• _Task goal_: Reproduce the listing exactly, with no pictures in your copy.

• _Data shown_:
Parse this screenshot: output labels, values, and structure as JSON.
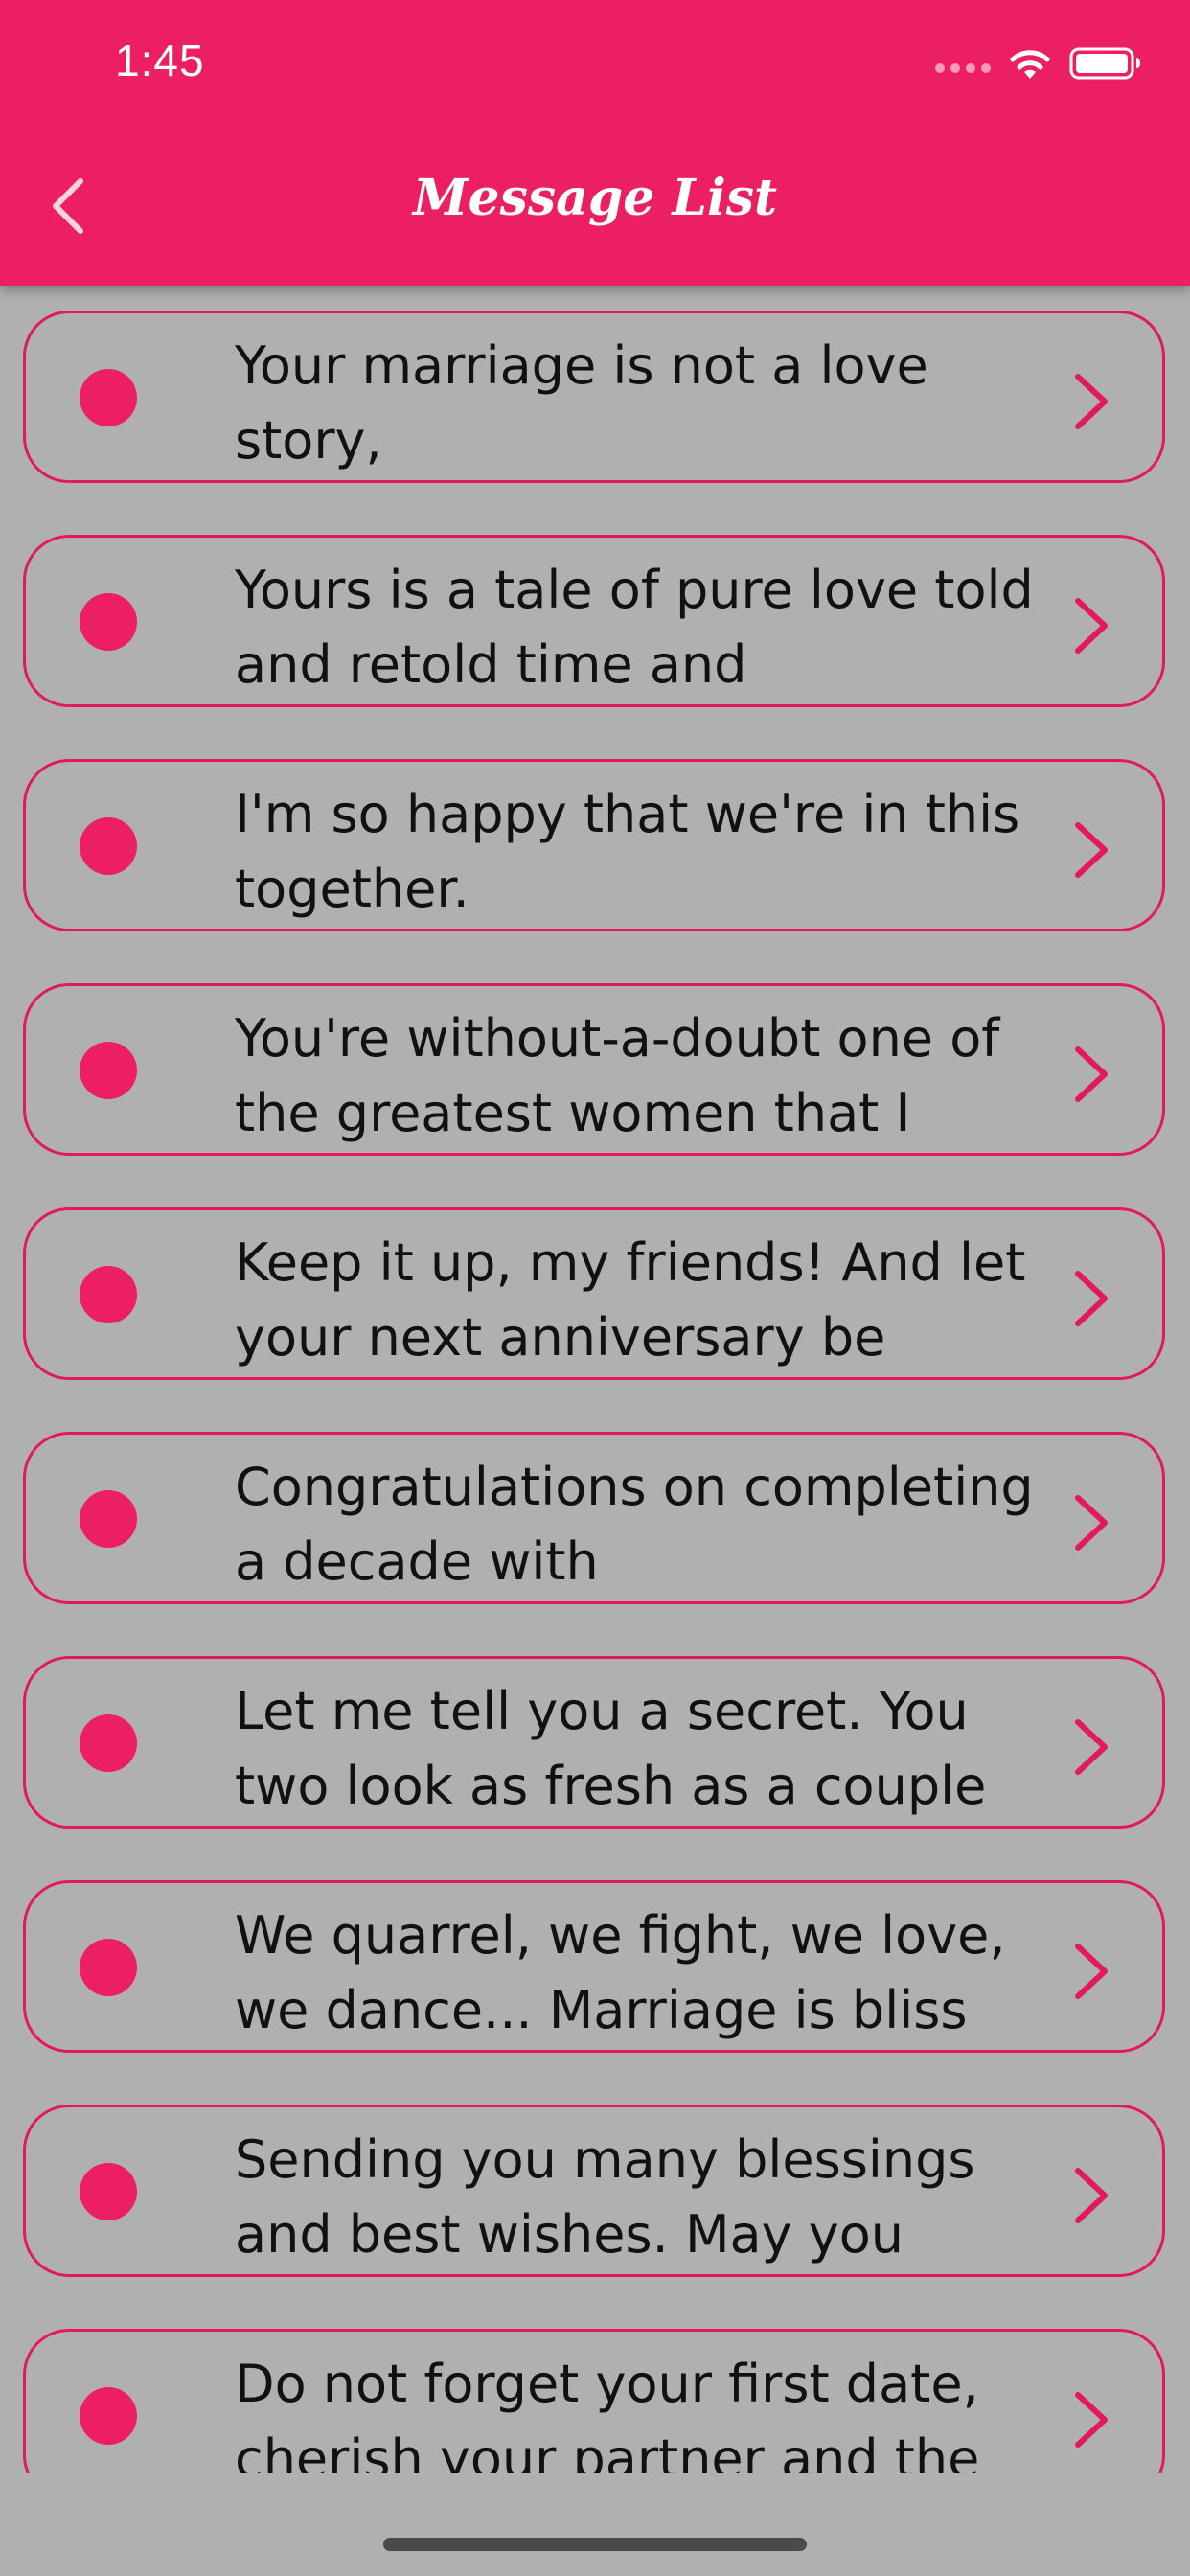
{
  "status_bar": {
    "time": "1:45"
  },
  "header": {
    "title": "Message List",
    "back_icon": "chevron-left-icon"
  },
  "colors": {
    "primary": "#ec1f63",
    "background": "#b0b0b0",
    "text": "#111111"
  },
  "messages": [
    {
      "text": "Your marriage is not a love story,"
    },
    {
      "text": "Yours is a tale of pure love told and retold time and"
    },
    {
      "text": "I'm so happy that we're in this together."
    },
    {
      "text": "You're without-a-doubt one of the greatest women that I"
    },
    {
      "text": "Keep it up, my friends! And let your next anniversary be"
    },
    {
      "text": "Congratulations on completing a decade with"
    },
    {
      "text": "Let me tell you a secret. You two look as fresh as a couple"
    },
    {
      "text": "We quarrel, we fight, we love, we dance... Marriage is bliss"
    },
    {
      "text": "Sending you many blessings and best wishes. May you"
    },
    {
      "text": "Do not forget your first date, cherish your partner and the"
    }
  ]
}
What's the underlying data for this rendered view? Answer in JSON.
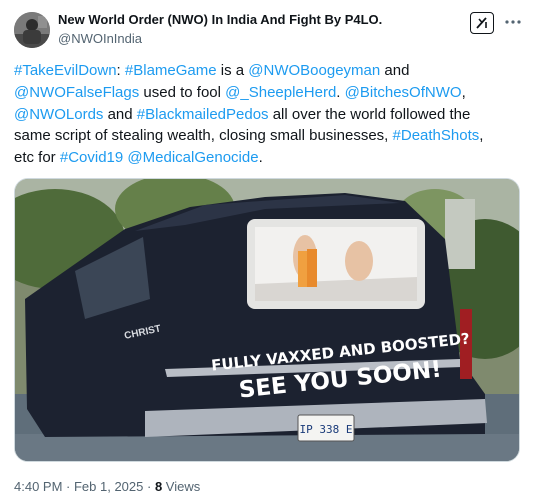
{
  "author": {
    "name": "New World Order (NWO) In India And Fight By P4LO.",
    "handle": "@NWOInIndia"
  },
  "icons": {
    "avatar": "avatar-photo",
    "grok": "grok-icon",
    "more": "more-options-icon"
  },
  "tweet": {
    "lines": [
      [
        {
          "text": "#TakeEvilDown",
          "link": true
        },
        {
          "text": ": ",
          "link": false
        },
        {
          "text": "#BlameGame",
          "link": true
        },
        {
          "text": " is a ",
          "link": false
        },
        {
          "text": "@NWOBoogeyman",
          "link": true
        },
        {
          "text": " and",
          "link": false
        }
      ],
      [
        {
          "text": "@NWOFalseFlags",
          "link": true
        },
        {
          "text": " used to fool ",
          "link": false
        },
        {
          "text": "@_SheepleHerd",
          "link": true
        },
        {
          "text": ". ",
          "link": false
        },
        {
          "text": "@BitchesOfNWO",
          "link": true
        },
        {
          "text": ",",
          "link": false
        }
      ],
      [
        {
          "text": "@NWOLords",
          "link": true
        },
        {
          "text": " and ",
          "link": false
        },
        {
          "text": "#BlackmailedPedos",
          "link": true
        },
        {
          "text": " all over the world followed the",
          "link": false
        }
      ],
      [
        {
          "text": "same script of stealing wealth, closing small businesses, ",
          "link": false
        },
        {
          "text": "#DeathShots",
          "link": true
        },
        {
          "text": ",",
          "link": false
        }
      ],
      [
        {
          "text": "etc for ",
          "link": false
        },
        {
          "text": "#Covid19",
          "link": true
        },
        {
          "text": " ",
          "link": false
        },
        {
          "text": "@MedicalGenocide",
          "link": true
        },
        {
          "text": ".",
          "link": false
        }
      ]
    ]
  },
  "media": {
    "sign_line1": "FULLY VAXXED AND BOOSTED?",
    "sign_line2": "SEE YOU SOON!",
    "license_plate": "IP 338 E",
    "side_text": "CHRIST",
    "ground_color": "#5f6e7a",
    "car_color": "#1c2230"
  },
  "meta": {
    "time": "4:40 PM",
    "sep1": " · ",
    "date": "Feb 1, 2025",
    "sep2": " · ",
    "views_count": "8",
    "views_label": " Views"
  },
  "colors": {
    "link": "#1d9bf0",
    "text": "#0f1419",
    "secondary": "#536471"
  }
}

• _Exercise response_:
Parse this screenshot: output labels, values, and structure as JSON.
{
  "status_bar": {
    "time": "1:45"
  },
  "header": {
    "title": "Message List",
    "back_icon": "chevron-left-icon"
  },
  "colors": {
    "primary": "#ec1f63",
    "background": "#b0b0b0",
    "text": "#111111"
  },
  "messages": [
    {
      "text": "Your marriage is not a love story,"
    },
    {
      "text": "Yours is a tale of pure love told and retold time and"
    },
    {
      "text": "I'm so happy that we're in this together."
    },
    {
      "text": "You're without-a-doubt one of the greatest women that I"
    },
    {
      "text": "Keep it up, my friends! And let your next anniversary be"
    },
    {
      "text": "Congratulations on completing a decade with"
    },
    {
      "text": "Let me tell you a secret. You two look as fresh as a couple"
    },
    {
      "text": "We quarrel, we fight, we love, we dance... Marriage is bliss"
    },
    {
      "text": "Sending you many blessings and best wishes. May you"
    },
    {
      "text": "Do not forget your first date, cherish your partner and the"
    }
  ]
}
What's the underlying data for this rendered view? Answer in JSON.
{
  "author": {
    "name": "New World Order (NWO) In India And Fight By P4LO.",
    "handle": "@NWOInIndia"
  },
  "icons": {
    "avatar": "avatar-photo",
    "grok": "grok-icon",
    "more": "more-options-icon"
  },
  "tweet": {
    "lines": [
      [
        {
          "text": "#TakeEvilDown",
          "link": true
        },
        {
          "text": ": ",
          "link": false
        },
        {
          "text": "#BlameGame",
          "link": true
        },
        {
          "text": " is a ",
          "link": false
        },
        {
          "text": "@NWOBoogeyman",
          "link": true
        },
        {
          "text": " and",
          "link": false
        }
      ],
      [
        {
          "text": "@NWOFalseFlags",
          "link": true
        },
        {
          "text": " used to fool ",
          "link": false
        },
        {
          "text": "@_SheepleHerd",
          "link": true
        },
        {
          "text": ". ",
          "link": false
        },
        {
          "text": "@BitchesOfNWO",
          "link": true
        },
        {
          "text": ",",
          "link": false
        }
      ],
      [
        {
          "text": "@NWOLords",
          "link": true
        },
        {
          "text": " and ",
          "link": false
        },
        {
          "text": "#BlackmailedPedos",
          "link": true
        },
        {
          "text": " all over the world followed the",
          "link": false
        }
      ],
      [
        {
          "text": "same script of stealing wealth, closing small businesses, ",
          "link": false
        },
        {
          "text": "#DeathShots",
          "link": true
        },
        {
          "text": ",",
          "link": false
        }
      ],
      [
        {
          "text": "etc for ",
          "link": false
        },
        {
          "text": "#Covid19",
          "link": true
        },
        {
          "text": " ",
          "link": false
        },
        {
          "text": "@MedicalGenocide",
          "link": true
        },
        {
          "text": ".",
          "link": false
        }
      ]
    ]
  },
  "media": {
    "sign_line1": "FULLY VAXXED AND BOOSTED?",
    "sign_line2": "SEE YOU SOON!",
    "license_plate": "IP 338 E",
    "side_text": "CHRIST",
    "ground_color": "#5f6e7a",
    "car_color": "#1c2230"
  },
  "meta": {
    "time": "4:40 PM",
    "sep1": " · ",
    "date": "Feb 1, 2025",
    "sep2": " · ",
    "views_count": "8",
    "views_label": " Views"
  },
  "colors": {
    "link": "#1d9bf0",
    "text": "#0f1419",
    "secondary": "#536471"
  }
}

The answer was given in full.